* **GIVEN PROBLEM**
Return all lines from the listing below in which the string "this" occurs.

* **DATA TO USE**
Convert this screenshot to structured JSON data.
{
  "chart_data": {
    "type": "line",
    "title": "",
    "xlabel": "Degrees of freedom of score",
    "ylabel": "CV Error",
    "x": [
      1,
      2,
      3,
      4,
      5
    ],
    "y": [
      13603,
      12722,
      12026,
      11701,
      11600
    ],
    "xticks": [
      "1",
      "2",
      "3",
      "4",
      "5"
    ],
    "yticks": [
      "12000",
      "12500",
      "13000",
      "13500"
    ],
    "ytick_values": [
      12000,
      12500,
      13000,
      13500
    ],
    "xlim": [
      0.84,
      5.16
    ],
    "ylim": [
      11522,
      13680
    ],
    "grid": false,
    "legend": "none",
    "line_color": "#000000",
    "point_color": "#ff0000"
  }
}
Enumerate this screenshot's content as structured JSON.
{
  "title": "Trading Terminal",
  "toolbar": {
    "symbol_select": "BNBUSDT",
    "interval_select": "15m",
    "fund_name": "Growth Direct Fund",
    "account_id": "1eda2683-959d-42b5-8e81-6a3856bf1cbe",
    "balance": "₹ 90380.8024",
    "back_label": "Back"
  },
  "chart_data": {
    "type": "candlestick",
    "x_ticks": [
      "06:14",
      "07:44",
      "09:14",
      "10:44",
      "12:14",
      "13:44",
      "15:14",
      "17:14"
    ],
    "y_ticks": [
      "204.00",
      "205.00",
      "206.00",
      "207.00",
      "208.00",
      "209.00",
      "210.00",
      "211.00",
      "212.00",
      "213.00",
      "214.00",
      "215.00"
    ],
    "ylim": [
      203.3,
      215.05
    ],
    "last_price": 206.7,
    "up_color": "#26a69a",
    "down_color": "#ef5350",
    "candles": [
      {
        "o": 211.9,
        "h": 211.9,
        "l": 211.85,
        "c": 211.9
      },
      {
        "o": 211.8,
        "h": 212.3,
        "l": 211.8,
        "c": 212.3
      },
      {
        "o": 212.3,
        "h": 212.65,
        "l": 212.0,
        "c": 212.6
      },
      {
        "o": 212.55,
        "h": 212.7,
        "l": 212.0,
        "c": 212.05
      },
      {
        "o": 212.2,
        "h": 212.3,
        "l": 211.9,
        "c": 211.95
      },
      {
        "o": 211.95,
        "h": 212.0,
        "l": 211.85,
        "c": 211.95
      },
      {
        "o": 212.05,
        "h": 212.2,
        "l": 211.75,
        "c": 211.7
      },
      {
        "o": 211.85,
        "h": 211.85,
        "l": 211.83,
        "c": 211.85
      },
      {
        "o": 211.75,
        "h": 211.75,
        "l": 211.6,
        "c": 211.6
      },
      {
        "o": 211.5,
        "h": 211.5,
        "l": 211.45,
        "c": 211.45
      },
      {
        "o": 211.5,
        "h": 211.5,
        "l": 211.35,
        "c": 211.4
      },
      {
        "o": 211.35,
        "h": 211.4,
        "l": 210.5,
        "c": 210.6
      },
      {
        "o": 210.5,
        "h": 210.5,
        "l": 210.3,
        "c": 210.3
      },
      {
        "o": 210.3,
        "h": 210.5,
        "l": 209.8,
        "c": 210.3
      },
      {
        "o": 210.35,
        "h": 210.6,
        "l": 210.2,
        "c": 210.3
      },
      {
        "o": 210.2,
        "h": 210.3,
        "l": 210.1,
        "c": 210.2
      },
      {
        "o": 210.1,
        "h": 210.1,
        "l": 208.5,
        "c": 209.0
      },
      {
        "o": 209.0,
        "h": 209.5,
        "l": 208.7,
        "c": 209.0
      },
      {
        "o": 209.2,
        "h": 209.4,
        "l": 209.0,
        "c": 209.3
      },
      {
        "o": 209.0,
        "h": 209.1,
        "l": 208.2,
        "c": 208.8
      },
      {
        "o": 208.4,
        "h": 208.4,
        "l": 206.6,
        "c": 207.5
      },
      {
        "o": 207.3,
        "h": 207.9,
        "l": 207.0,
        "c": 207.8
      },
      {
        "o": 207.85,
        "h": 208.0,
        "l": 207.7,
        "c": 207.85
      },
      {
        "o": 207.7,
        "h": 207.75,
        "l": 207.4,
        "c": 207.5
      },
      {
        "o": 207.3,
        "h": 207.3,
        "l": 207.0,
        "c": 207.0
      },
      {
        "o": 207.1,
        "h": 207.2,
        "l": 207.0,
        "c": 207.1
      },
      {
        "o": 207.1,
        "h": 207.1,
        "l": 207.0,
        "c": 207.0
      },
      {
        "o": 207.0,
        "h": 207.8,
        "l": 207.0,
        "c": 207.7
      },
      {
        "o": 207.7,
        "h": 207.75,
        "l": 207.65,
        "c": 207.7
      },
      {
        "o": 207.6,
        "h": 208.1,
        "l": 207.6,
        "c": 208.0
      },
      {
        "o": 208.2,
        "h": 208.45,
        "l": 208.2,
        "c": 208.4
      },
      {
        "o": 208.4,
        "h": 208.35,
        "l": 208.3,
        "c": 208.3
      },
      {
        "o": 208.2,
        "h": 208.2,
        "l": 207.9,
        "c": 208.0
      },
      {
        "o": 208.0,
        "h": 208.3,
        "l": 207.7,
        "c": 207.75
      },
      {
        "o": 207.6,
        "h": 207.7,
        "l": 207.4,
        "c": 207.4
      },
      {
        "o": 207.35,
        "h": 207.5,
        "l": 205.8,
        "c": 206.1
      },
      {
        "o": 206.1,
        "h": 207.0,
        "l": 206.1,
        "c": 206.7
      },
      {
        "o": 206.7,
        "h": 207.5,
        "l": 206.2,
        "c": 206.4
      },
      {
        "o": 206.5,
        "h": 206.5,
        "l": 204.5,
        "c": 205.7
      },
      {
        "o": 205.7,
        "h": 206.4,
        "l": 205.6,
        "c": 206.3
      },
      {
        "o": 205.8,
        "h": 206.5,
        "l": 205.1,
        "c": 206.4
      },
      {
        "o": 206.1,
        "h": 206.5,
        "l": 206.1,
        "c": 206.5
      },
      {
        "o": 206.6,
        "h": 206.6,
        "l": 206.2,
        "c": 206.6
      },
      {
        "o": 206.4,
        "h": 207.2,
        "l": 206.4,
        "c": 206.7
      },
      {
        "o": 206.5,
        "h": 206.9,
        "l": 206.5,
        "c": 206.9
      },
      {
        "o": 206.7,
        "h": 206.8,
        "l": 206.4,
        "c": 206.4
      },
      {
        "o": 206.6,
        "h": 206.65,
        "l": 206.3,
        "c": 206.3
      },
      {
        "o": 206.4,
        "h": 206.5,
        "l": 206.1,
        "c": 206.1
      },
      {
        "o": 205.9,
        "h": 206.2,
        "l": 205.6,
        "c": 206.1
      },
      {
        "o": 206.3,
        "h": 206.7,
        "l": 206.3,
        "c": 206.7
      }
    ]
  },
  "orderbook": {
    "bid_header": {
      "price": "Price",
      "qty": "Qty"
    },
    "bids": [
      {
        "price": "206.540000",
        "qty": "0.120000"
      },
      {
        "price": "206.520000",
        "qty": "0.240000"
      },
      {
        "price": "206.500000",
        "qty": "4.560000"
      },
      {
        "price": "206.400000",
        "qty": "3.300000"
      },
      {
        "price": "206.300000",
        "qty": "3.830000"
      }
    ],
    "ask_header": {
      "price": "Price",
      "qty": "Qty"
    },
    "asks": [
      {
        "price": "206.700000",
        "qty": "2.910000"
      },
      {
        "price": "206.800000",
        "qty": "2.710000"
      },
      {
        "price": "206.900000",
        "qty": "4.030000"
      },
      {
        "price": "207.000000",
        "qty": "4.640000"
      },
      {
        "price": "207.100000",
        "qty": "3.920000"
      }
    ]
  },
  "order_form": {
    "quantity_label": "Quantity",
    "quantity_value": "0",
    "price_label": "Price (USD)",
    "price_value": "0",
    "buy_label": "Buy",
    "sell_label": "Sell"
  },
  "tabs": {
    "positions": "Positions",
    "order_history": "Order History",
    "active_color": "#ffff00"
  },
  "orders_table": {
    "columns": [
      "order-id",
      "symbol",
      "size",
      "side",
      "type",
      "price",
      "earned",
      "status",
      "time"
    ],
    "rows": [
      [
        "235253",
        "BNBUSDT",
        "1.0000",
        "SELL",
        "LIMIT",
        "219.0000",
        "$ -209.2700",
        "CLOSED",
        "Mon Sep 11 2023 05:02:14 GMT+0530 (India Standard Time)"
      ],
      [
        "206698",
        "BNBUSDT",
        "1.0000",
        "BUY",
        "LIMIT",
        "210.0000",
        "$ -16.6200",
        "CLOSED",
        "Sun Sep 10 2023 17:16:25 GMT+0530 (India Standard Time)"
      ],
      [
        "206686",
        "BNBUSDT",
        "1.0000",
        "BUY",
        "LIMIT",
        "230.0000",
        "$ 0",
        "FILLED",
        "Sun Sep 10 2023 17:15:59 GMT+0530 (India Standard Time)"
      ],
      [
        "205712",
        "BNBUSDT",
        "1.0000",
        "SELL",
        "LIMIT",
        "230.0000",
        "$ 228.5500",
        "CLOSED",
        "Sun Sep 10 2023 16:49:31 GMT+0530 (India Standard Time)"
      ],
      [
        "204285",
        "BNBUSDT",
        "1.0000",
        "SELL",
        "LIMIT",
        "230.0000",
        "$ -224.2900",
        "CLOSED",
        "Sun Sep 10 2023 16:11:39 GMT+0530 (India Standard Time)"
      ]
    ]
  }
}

* **EXERCISE SOLUTION**
Convert this screenshot to structured JSON data.
Enumerate this screenshot's content as structured JSON.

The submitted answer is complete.